WHAT YOU ARE ASKED TO DO => Gather up all lines that carry the word "this".

— start of GIVEN INFORMATION —

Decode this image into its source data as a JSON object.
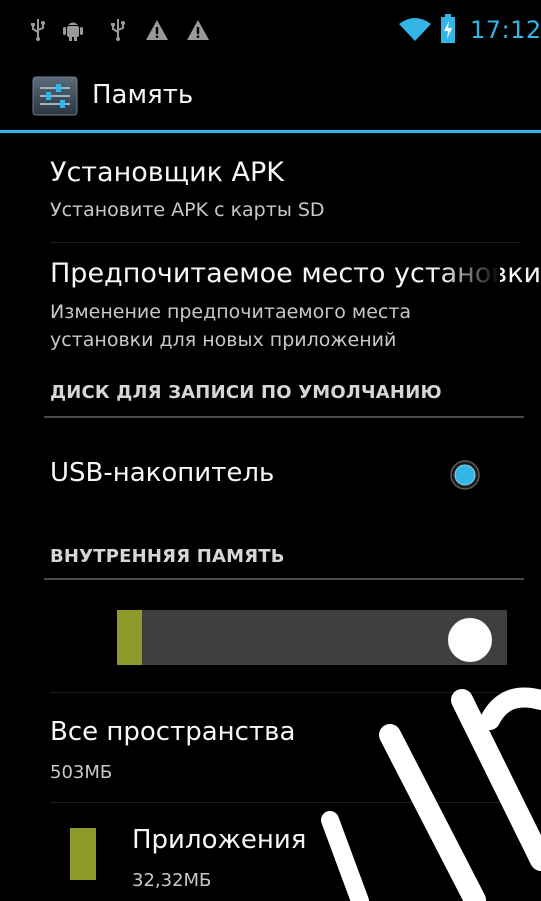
{
  "status_bar": {
    "time": "17:12",
    "notification_icons": [
      "usb-icon",
      "android-debug-icon",
      "usb-icon",
      "warning-icon",
      "warning-icon"
    ],
    "system_icons": [
      "wifi-icon",
      "battery-charging-icon"
    ],
    "accent_color": "#33b5e5"
  },
  "action_bar": {
    "title": "Память",
    "icon": "settings-sliders-icon"
  },
  "preferences": {
    "apk_installer": {
      "title": "Установщик APK",
      "summary": "Установите APK с карты SD"
    },
    "preferred_location": {
      "title": "Предпочитаемое место установки",
      "summary_line1": "Изменение предпочитаемого места",
      "summary_line2": "установки для новых приложений"
    },
    "default_write_disk": {
      "header": "ДИСК ДЛЯ ЗАПИСИ ПО УМОЛЧАНИЮ",
      "option_label": "USB-накопитель",
      "option_selected": true
    },
    "internal_storage": {
      "header": "ВНУТРЕННЯЯ ПАМЯТЬ",
      "usage_fraction": 0.064,
      "used_color": "#8e9b2a",
      "free_color": "#3f3f3f",
      "total": {
        "title": "Все пространства",
        "value": "503МБ"
      },
      "apps": {
        "title": "Приложения",
        "value": "32,32МБ",
        "color": "#8e9b2a"
      }
    }
  }
}
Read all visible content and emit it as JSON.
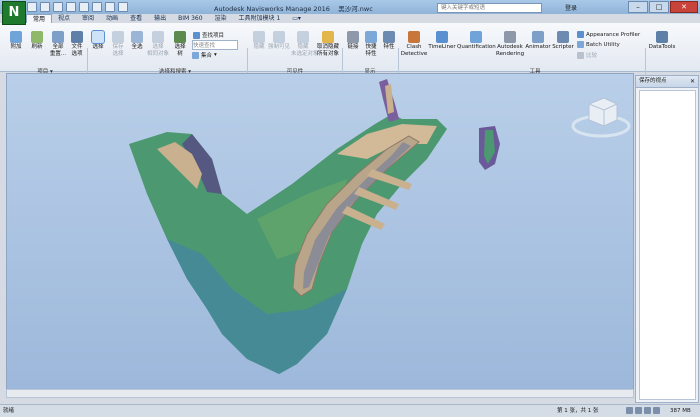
{
  "app": {
    "title": "Autodesk Navisworks Manage 2016",
    "file_name": "黑沙河.nwc",
    "logo": "N",
    "search_placeholder": "键入关键字或短语",
    "login": "登录"
  },
  "tabs": [
    "常用",
    "视点",
    "审阅",
    "动画",
    "查看",
    "输出",
    "BIM 360",
    "渲染",
    "工具附加模块 1"
  ],
  "active_tab": "常用",
  "ribbon": {
    "project": {
      "label": "项目",
      "buttons": [
        {
          "label": "附加",
          "icon": "attach-icon"
        },
        {
          "label": "刷新",
          "icon": "refresh-icon"
        },
        {
          "label": "全部\n重置...",
          "icon": "reset-all-icon"
        },
        {
          "label": "文件\n选项",
          "icon": "file-options-icon"
        }
      ]
    },
    "select": {
      "label": "选择和搜索",
      "buttons": [
        {
          "label": "选择",
          "icon": "select-cursor-icon",
          "selected": true
        },
        {
          "label": "保存\n选择",
          "icon": "save-selection-icon",
          "disabled": true
        },
        {
          "label": "全选",
          "icon": "select-all-icon"
        },
        {
          "label": "选择\n相同对象",
          "icon": "select-same-icon",
          "disabled": true
        },
        {
          "label": "选择\n树",
          "icon": "selection-tree-icon"
        }
      ],
      "find_items": "查找项目",
      "quick_find_placeholder": "快速查找",
      "sets_label": "集合"
    },
    "visibility": {
      "label": "可见性",
      "buttons": [
        {
          "label": "隐藏",
          "icon": "hide-icon",
          "disabled": true
        },
        {
          "label": "强制可见",
          "icon": "require-icon",
          "disabled": true
        },
        {
          "label": "隐藏\n未选定对象",
          "icon": "hide-unselected-icon",
          "disabled": true
        },
        {
          "label": "取消隐藏\n所有对象",
          "icon": "unhide-all-icon"
        }
      ]
    },
    "display": {
      "label": "显示",
      "buttons": [
        {
          "label": "链接",
          "icon": "links-icon"
        },
        {
          "label": "快捷\n特性",
          "icon": "quick-properties-icon"
        },
        {
          "label": "特性",
          "icon": "properties-icon"
        }
      ]
    },
    "tools": {
      "label": "工具",
      "buttons": [
        {
          "label": "Clash\nDetective",
          "icon": "clash-detective-icon"
        },
        {
          "label": "TimeLiner",
          "icon": "timeliner-icon"
        },
        {
          "label": "Quantification",
          "icon": "quantification-icon"
        },
        {
          "label": "Autodesk\nRendering",
          "icon": "rendering-icon"
        },
        {
          "label": "Animator",
          "icon": "animator-icon"
        },
        {
          "label": "Scripter",
          "icon": "scripter-icon"
        }
      ],
      "small": [
        {
          "label": "Appearance Profiler",
          "icon": "appearance-profiler-icon"
        },
        {
          "label": "Batch Utility",
          "icon": "batch-utility-icon"
        },
        {
          "label": "比较",
          "icon": "compare-icon",
          "disabled": true
        }
      ]
    },
    "datatools": {
      "label": "DataTools",
      "icon": "datatools-icon"
    }
  },
  "panel": {
    "title": "保存的视点"
  },
  "status": {
    "left": "就绪",
    "page": "第 1 张，共 1 张",
    "memory": "387 MB"
  },
  "colors": {
    "viewport_sky": "#a8c2e2",
    "terrain_green": "#4f9a6e",
    "terrain_blue": "#3d78b8",
    "road_tan": "#c9b08e"
  }
}
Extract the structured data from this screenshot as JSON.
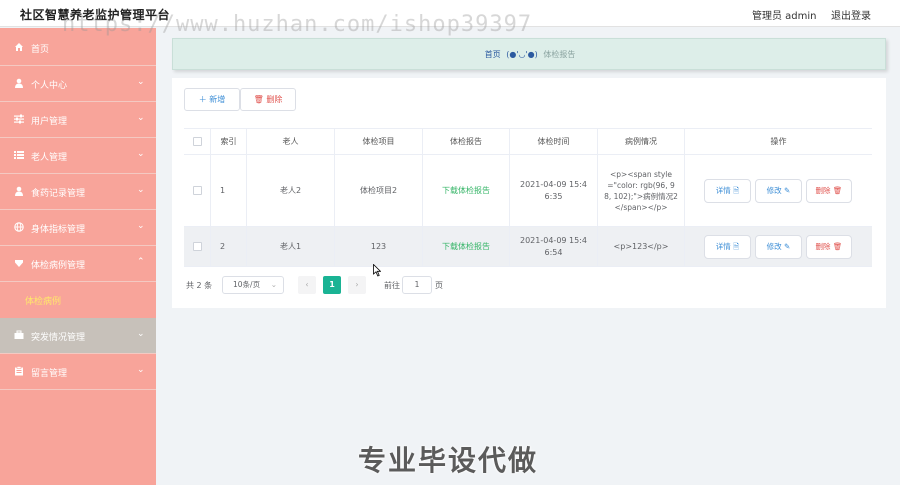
{
  "app": {
    "title": "社区智慧养老监护管理平台",
    "user_label": "管理员 admin",
    "logout_label": "退出登录"
  },
  "watermark": "https://www.huzhan.com/ishop39397",
  "footer_watermark": "专业毕设代做",
  "colors": {
    "sidebar_bg": "#f8a49a",
    "active_sub": "#ffe86b",
    "primary": "#1ab394",
    "download": "#35b567",
    "danger": "#e0514c",
    "link": "#3b8dd6"
  },
  "sidebar": {
    "items": [
      {
        "label": "首页",
        "icon": "home-icon",
        "expandable": false
      },
      {
        "label": "个人中心",
        "icon": "person-icon",
        "expandable": true
      },
      {
        "label": "用户管理",
        "icon": "sliders-icon",
        "expandable": true
      },
      {
        "label": "老人管理",
        "icon": "list-icon",
        "expandable": true
      },
      {
        "label": "食药记录管理",
        "icon": "person-icon",
        "expandable": true
      },
      {
        "label": "身体指标管理",
        "icon": "globe-icon",
        "expandable": true
      },
      {
        "label": "体检病例管理",
        "icon": "diamond-icon",
        "expandable": true,
        "expanded": true
      },
      {
        "label": "突发情况管理",
        "icon": "briefcase-icon",
        "expandable": true,
        "hovered": true
      },
      {
        "label": "留言管理",
        "icon": "clipboard-icon",
        "expandable": true
      }
    ],
    "sub_active": "体检病例"
  },
  "breadcrumb": {
    "home": "首页",
    "face": "(●'◡'●)",
    "current": "体检报告"
  },
  "toolbar": {
    "add_label": "新增",
    "delete_label": "删除"
  },
  "table": {
    "columns": [
      "索引",
      "老人",
      "体检项目",
      "体检报告",
      "体检时间",
      "病例情况",
      "操作"
    ],
    "rows": [
      {
        "index": "1",
        "elder": "老人2",
        "item": "体检项目2",
        "report": "下载体检报告",
        "time": "2021-04-09 15:46:35",
        "case": "<p><span style=\"color: rgb(96, 98, 102);\">病例情况2</span></p>"
      },
      {
        "index": "2",
        "elder": "老人1",
        "item": "123",
        "report": "下载体检报告",
        "time": "2021-04-09 15:46:54",
        "case": "<p>123</p>"
      }
    ],
    "actions": {
      "detail": "详情",
      "edit": "修改",
      "delete": "删除"
    }
  },
  "pagination": {
    "total": "共 2 条",
    "page_size": "10条/页",
    "current_page": "1",
    "goto_label": "前往",
    "goto_value": "1",
    "page_suffix": "页"
  }
}
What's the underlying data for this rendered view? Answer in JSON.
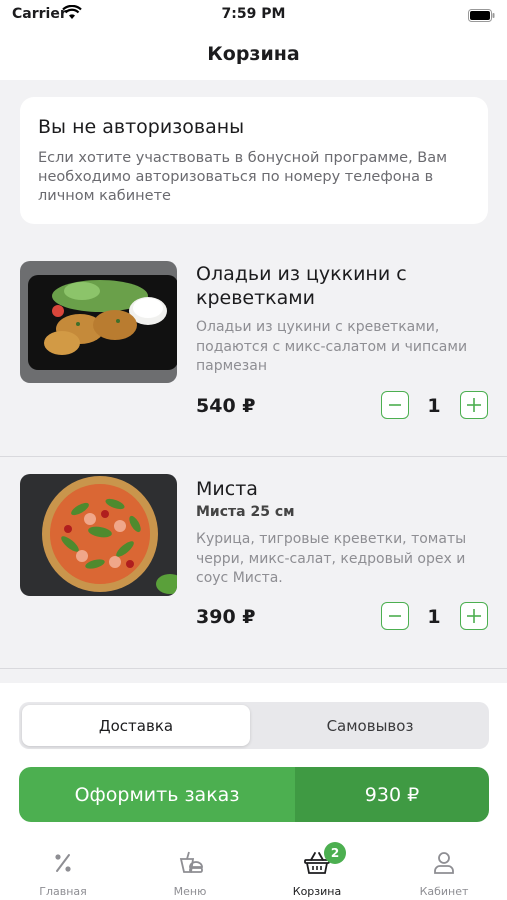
{
  "status_bar": {
    "carrier": "Carrier",
    "time": "7:59 PM"
  },
  "nav": {
    "title": "Корзина"
  },
  "auth_notice": {
    "title": "Вы не авторизованы",
    "text": "Если хотите участвовать в бонусной программе, Вам необходимо авторизоваться по номеру телефона в личном кабинете"
  },
  "cart": {
    "items": [
      {
        "name": "Оладьи из цуккини с креветками",
        "description": "Оладьи из цукини с креветками, подаются с микс-салатом и чипсами пармезан",
        "price": "540 ₽",
        "quantity": "1"
      },
      {
        "name": "Миста",
        "size": "Миста 25 см",
        "description": "Курица, тигровые креветки, томаты черри, микс-салат, кедровый орех и соус Миста.",
        "price": "390 ₽",
        "quantity": "1"
      }
    ]
  },
  "delivery": {
    "options": [
      "Доставка",
      "Самовывоз"
    ],
    "selected": "Доставка"
  },
  "checkout": {
    "label": "Оформить заказ",
    "total": "930 ₽"
  },
  "tabbar": {
    "items": [
      {
        "label": "Главная",
        "icon": "percent-icon"
      },
      {
        "label": "Меню",
        "icon": "menu-food-icon"
      },
      {
        "label": "Корзина",
        "icon": "basket-icon",
        "badge": "2"
      },
      {
        "label": "Кабинет",
        "icon": "user-icon"
      }
    ]
  },
  "colors": {
    "accent": "#4caf50",
    "accent_dark": "#3f9a43",
    "background": "#f2f2f4"
  }
}
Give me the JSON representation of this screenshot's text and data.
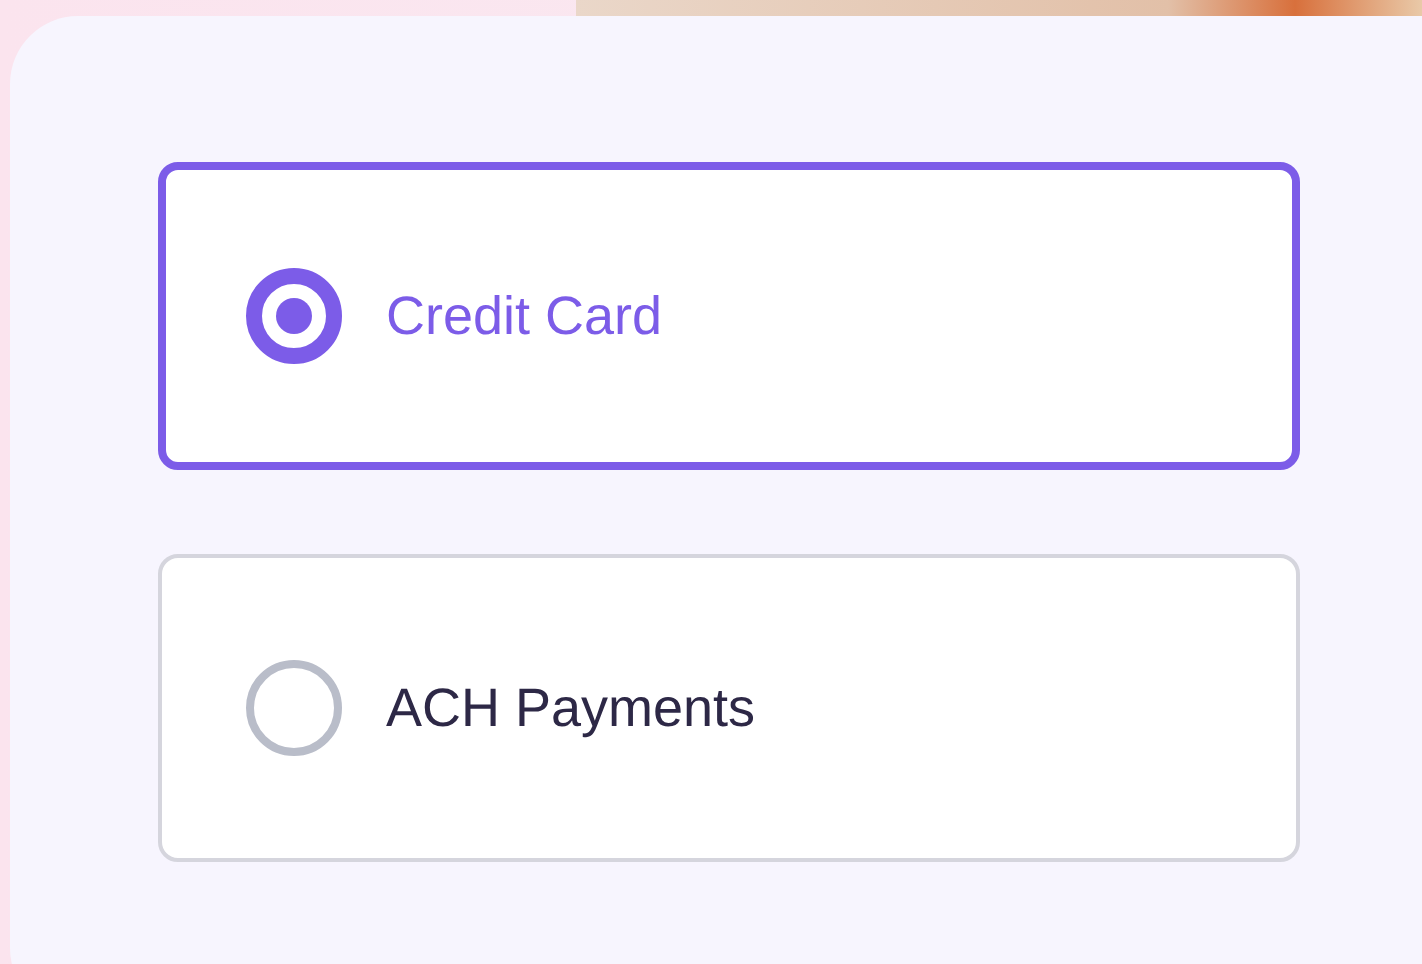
{
  "payment_options": [
    {
      "label": "Credit Card",
      "selected": true
    },
    {
      "label": "ACH Payments",
      "selected": false
    }
  ]
}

— end of GIVEN INFORMATION —

SOLUTION BELOW =>
Decode this image into its source data as a JSON object.
Extract the structured data from this screenshot as JSON.
What's the underlying data for this rendered view? Answer in JSON.
Give me the JSON representation of this screenshot's text and data.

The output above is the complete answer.